Count lines, not occurrences: give the number of lines holding the word "value", and nothing besides.

──────── Listed entries ────────

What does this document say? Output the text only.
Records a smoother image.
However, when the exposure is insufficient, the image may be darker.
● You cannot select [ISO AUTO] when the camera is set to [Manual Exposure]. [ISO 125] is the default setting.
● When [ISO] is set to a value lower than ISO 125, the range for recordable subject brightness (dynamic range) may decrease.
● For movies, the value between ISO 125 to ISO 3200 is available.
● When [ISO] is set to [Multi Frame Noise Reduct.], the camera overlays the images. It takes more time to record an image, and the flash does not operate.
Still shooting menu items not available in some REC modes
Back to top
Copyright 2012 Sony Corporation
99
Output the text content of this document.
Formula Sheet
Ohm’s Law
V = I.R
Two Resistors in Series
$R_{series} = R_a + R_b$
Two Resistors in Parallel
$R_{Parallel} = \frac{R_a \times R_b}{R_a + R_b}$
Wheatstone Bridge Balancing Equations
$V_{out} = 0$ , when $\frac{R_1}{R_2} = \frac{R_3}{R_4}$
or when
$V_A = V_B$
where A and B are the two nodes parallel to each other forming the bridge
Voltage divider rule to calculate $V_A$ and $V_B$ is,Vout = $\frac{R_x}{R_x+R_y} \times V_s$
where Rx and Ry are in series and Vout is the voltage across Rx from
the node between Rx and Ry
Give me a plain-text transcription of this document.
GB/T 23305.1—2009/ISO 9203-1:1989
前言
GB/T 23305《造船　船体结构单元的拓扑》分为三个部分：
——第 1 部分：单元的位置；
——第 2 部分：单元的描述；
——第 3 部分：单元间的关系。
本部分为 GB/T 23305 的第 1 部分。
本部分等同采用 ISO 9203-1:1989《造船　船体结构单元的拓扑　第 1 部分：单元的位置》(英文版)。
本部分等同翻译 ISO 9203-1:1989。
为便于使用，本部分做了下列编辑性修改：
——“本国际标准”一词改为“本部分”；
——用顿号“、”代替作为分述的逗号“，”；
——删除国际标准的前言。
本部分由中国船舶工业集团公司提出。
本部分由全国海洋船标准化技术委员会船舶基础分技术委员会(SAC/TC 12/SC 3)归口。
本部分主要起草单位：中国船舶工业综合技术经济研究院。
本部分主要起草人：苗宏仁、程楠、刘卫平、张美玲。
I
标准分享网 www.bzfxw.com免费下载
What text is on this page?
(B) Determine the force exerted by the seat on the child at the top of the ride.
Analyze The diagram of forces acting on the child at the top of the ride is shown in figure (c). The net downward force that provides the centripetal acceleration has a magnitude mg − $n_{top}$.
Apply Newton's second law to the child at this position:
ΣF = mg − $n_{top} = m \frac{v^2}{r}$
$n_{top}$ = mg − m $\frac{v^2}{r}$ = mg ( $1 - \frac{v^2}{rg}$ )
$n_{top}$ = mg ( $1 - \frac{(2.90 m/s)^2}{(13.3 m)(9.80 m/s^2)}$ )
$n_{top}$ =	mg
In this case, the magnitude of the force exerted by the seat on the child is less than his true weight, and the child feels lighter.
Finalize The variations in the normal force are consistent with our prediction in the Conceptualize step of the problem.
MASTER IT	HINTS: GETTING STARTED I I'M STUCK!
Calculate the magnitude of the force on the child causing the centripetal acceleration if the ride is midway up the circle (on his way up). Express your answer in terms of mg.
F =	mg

────────

» **Result of this task**
2